• WHAT NEEDS TO BE DONE
Exact repetition of every entry is required.

• SOURCE RECORDS
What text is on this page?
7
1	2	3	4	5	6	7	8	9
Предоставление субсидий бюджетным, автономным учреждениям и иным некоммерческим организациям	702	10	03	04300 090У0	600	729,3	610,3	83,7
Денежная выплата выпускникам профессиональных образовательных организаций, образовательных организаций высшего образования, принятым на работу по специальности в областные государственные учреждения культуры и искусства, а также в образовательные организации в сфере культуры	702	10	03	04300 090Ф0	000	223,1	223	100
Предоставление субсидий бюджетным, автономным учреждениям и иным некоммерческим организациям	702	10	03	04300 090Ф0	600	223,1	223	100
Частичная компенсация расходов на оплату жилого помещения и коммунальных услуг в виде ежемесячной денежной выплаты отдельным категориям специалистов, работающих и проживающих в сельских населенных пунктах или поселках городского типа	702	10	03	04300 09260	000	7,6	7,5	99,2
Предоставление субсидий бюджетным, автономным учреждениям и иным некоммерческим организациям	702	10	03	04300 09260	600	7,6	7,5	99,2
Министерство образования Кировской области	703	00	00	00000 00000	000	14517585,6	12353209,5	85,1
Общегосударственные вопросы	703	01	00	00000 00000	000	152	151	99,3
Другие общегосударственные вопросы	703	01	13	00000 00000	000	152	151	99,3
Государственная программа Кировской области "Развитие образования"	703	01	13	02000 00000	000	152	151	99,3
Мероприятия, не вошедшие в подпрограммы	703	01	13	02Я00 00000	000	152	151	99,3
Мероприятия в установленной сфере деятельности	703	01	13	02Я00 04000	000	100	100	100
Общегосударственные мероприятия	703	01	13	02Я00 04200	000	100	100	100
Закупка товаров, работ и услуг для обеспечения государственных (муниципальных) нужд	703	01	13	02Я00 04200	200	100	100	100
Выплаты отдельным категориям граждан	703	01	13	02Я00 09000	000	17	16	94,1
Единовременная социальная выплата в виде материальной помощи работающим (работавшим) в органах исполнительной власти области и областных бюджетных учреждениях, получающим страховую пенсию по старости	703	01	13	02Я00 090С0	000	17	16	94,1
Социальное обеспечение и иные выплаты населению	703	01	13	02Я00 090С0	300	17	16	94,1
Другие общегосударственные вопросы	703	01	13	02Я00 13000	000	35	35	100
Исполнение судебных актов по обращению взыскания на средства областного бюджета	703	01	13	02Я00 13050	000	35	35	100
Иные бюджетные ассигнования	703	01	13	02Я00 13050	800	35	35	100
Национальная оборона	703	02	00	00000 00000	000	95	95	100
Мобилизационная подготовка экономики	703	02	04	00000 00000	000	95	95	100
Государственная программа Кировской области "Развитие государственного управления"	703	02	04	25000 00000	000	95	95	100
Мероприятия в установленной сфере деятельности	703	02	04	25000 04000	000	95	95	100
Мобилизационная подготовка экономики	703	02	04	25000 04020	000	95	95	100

• SOLUTION BELOW
What text is on this page?
7
1	2	3	4	5	6	7	8	9
Предоставление субсидий бюджетным, автономным учреждениям и иным некоммерческим организациям	702	10	03	04300 090У0	600	729,3	610,3	83,7
Денежная выплата выпускникам профессиональных образовательных организаций, образовательных организаций высшего образования, принятым на работу по специальности в областные государственные учреждения культуры и искусства, а также в образовательные организации в сфере культуры	702	10	03	04300 090Ф0	000	223,1	223	100
Предоставление субсидий бюджетным, автономным учреждениям и иным некоммерческим организациям	702	10	03	04300 090Ф0	600	223,1	223	100
Частичная компенсация расходов на оплату жилого помещения и коммунальных услуг в виде ежемесячной денежной выплаты отдельным категориям специалистов, работающих и проживающих в сельских населенных пунктах или поселках городского типа	702	10	03	04300 09260	000	7,6	7,5	99,2
Предоставление субсидий бюджетным, автономным учреждениям и иным некоммерческим организациям	702	10	03	04300 09260	600	7,6	7,5	99,2
Министерство образования Кировской области	703	00	00	00000 00000	000	14517585,6	12353209,5	85,1
Общегосударственные вопросы	703	01	00	00000 00000	000	152	151	99,3
Другие общегосударственные вопросы	703	01	13	00000 00000	000	152	151	99,3
Государственная программа Кировской области "Развитие образования"	703	01	13	02000 00000	000	152	151	99,3
Мероприятия, не вошедшие в подпрограммы	703	01	13	02Я00 00000	000	152	151	99,3
Мероприятия в установленной сфере деятельности	703	01	13	02Я00 04000	000	100	100	100
Общегосударственные мероприятия	703	01	13	02Я00 04200	000	100	100	100
Закупка товаров, работ и услуг для обеспечения государственных (муниципальных) нужд	703	01	13	02Я00 04200	200	100	100	100
Выплаты отдельным категориям граждан	703	01	13	02Я00 09000	000	17	16	94,1
Единовременная социальная выплата в виде материальной помощи работающим (работавшим) в органах исполнительной власти области и областных бюджетных учреждениях, получающим страховую пенсию по старости	703	01	13	02Я00 090С0	000	17	16	94,1
Социальное обеспечение и иные выплаты населению	703	01	13	02Я00 090С0	300	17	16	94,1
Другие общегосударственные вопросы	703	01	13	02Я00 13000	000	35	35	100
Исполнение судебных актов по обращению взыскания на средства областного бюджета	703	01	13	02Я00 13050	000	35	35	100
Иные бюджетные ассигнования	703	01	13	02Я00 13050	800	35	35	100
Национальная оборона	703	02	00	00000 00000	000	95	95	100
Мобилизационная подготовка экономики	703	02	04	00000 00000	000	95	95	100
Государственная программа Кировской области "Развитие государственного управления"	703	02	04	25000 00000	000	95	95	100
Мероприятия в установленной сфере деятельности	703	02	04	25000 04000	000	95	95	100
Мобилизационная подготовка экономики	703	02	04	25000 04020	000	95	95	100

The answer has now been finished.